* **To be done**
Of the lines in the listing, how many include the string "true"? Write the number and nothing else.

* **Listed records**
=======

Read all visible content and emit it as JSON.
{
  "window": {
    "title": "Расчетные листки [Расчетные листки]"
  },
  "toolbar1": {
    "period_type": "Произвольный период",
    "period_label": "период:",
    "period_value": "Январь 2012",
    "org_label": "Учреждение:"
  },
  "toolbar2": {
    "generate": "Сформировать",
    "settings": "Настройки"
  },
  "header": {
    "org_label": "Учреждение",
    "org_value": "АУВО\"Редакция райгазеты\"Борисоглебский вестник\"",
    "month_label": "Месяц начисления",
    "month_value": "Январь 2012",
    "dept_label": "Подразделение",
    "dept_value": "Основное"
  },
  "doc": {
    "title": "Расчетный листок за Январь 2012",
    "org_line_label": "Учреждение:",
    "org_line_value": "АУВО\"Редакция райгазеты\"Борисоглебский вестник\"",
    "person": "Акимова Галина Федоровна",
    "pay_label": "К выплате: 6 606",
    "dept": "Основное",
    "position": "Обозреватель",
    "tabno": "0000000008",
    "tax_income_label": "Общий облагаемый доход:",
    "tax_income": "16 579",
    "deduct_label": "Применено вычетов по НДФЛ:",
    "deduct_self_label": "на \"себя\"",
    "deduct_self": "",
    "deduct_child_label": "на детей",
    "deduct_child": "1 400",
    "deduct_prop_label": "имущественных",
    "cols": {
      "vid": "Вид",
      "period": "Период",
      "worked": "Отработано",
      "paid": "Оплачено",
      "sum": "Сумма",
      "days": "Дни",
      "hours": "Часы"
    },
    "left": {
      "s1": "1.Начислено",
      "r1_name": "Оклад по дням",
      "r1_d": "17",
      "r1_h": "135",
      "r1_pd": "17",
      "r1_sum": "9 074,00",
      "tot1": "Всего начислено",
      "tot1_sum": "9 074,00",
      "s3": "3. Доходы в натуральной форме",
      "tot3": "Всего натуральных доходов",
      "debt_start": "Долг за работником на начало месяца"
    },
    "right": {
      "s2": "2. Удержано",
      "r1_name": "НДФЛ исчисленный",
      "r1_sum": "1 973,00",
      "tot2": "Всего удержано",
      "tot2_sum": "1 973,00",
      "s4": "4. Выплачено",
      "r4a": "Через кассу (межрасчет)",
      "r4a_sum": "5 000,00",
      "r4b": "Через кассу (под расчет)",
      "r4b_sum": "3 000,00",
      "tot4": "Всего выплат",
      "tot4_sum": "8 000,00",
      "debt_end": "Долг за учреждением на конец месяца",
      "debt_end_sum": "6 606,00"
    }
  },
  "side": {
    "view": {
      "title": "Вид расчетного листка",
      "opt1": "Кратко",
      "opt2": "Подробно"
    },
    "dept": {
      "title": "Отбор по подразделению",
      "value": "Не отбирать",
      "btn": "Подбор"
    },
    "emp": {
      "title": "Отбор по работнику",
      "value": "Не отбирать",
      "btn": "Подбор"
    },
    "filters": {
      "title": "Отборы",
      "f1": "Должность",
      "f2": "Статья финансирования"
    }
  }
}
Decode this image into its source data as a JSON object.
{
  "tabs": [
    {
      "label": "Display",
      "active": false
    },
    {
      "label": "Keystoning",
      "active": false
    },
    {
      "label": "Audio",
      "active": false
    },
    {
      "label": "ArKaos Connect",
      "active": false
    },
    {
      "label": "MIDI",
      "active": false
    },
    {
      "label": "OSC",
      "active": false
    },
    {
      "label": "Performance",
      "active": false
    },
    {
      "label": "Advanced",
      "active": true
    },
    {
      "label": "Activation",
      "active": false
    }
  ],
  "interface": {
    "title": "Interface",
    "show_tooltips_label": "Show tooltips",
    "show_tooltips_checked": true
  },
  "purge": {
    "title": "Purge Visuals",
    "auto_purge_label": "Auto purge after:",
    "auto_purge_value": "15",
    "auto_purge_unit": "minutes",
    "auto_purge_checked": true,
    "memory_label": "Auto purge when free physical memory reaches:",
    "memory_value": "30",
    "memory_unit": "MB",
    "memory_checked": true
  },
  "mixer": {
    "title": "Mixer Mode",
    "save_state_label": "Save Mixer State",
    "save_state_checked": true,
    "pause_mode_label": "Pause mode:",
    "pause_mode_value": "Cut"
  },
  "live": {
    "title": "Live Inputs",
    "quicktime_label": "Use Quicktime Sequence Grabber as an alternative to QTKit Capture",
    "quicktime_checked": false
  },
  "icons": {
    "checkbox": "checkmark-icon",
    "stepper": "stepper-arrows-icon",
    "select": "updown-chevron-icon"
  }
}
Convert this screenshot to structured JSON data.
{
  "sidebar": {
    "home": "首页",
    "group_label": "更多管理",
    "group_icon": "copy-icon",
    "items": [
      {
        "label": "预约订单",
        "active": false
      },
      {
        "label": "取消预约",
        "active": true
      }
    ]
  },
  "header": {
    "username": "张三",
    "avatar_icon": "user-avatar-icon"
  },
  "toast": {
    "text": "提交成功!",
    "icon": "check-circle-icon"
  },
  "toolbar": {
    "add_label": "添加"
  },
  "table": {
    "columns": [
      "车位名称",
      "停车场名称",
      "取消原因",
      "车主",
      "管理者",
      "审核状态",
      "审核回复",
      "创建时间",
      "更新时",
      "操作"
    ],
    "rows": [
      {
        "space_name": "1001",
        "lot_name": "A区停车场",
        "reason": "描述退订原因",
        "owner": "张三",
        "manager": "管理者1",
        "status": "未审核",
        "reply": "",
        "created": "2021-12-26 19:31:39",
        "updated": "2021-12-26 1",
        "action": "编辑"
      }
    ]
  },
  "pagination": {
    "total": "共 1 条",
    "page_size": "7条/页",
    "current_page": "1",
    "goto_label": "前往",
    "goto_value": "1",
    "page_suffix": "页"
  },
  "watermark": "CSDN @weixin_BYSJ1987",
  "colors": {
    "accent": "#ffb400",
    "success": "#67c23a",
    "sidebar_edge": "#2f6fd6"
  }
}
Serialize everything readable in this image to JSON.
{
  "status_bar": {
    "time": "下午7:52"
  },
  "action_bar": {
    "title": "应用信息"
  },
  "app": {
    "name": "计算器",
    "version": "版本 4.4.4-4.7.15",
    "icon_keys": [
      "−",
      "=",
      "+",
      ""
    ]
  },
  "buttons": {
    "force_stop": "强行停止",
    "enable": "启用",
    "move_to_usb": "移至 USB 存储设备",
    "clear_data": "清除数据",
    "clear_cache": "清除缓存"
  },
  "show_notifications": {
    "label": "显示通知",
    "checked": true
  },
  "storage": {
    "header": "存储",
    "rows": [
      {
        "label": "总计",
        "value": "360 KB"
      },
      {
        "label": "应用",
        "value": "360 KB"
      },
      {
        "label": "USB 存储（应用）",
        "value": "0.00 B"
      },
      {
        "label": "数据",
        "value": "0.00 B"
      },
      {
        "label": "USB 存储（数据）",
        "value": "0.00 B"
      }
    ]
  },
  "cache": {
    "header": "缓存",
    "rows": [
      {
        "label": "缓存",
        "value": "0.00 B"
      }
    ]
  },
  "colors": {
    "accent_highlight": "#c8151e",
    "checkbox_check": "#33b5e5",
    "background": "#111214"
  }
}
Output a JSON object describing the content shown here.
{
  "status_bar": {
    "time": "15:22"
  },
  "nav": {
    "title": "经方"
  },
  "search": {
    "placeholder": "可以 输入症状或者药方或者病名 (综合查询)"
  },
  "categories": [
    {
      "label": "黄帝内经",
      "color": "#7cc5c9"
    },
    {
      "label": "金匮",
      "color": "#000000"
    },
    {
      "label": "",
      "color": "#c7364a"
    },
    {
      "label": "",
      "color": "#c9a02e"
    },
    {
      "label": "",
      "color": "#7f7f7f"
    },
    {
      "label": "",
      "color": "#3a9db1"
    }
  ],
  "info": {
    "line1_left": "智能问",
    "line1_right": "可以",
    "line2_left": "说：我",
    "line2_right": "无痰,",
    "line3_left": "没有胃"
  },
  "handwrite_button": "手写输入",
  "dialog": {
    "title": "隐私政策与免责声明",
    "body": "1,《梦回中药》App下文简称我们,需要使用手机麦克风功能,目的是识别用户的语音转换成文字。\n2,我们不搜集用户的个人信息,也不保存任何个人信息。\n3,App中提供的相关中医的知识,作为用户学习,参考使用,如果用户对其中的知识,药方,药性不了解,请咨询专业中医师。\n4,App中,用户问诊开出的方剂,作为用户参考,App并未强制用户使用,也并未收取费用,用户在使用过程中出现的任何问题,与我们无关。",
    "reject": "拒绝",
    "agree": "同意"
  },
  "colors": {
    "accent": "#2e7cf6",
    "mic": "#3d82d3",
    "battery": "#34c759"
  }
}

=======

* **Expected output**
7